**Work required:** Quote all of the data exactly as given. Skip every picture it contains.
----- Records for this exercise
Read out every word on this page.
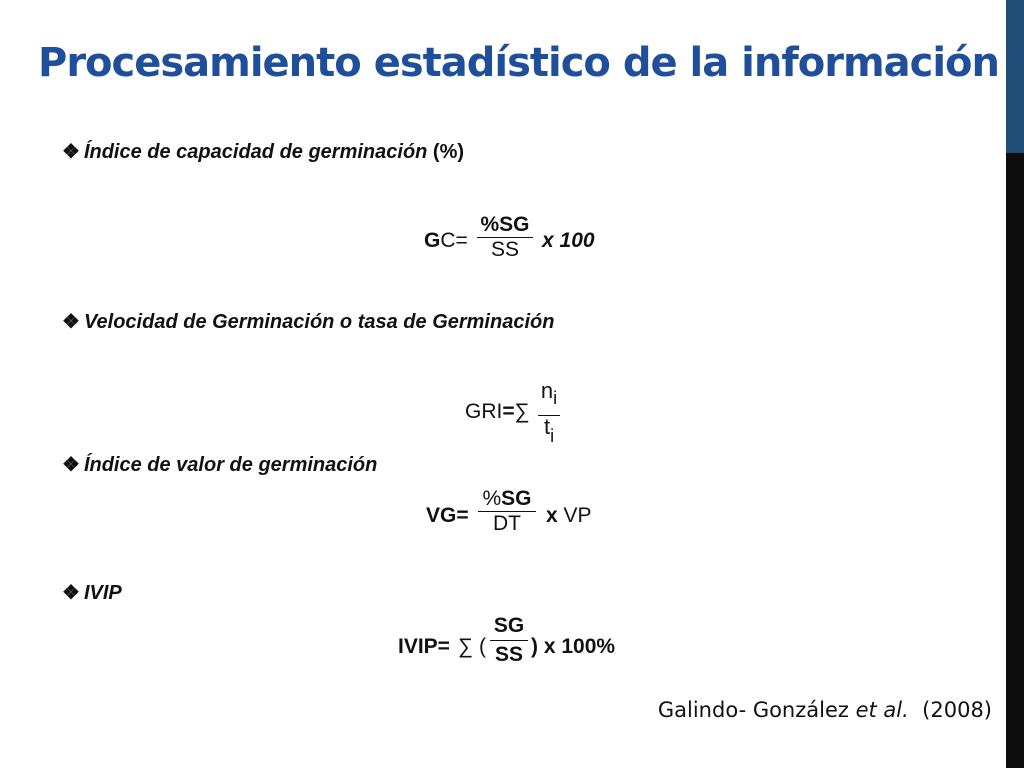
Procesamiento estadístico de la información
❖ Índice de capacidad de germinación (%)
GC=
%SG
SS	x 100
❖ Velocidad de Germinación o tasa de Germinación
GRI=∑
$n_i$
$t_i$
❖ Índice de valor de germinación
VG=
%SG
DT	x VP
❖ IVIP
IVIP= ∑ (
SG
SS ) x 100%
Galindo- González et al.  (2008)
----------
**Full solution:**
Read out every word on this page.
Procesamiento estadístico de la información
❖ Índice de capacidad de germinación (%)
GC=
%SG
SS	x 100
❖ Velocidad de Germinación o tasa de Germinación
GRI=∑
$n_i$
$t_i$
❖ Índice de valor de germinación
VG=
%SG
DT	x VP
❖ IVIP
IVIP= ∑ (
SG
SS ) x 100%
Galindo- González et al.  (2008)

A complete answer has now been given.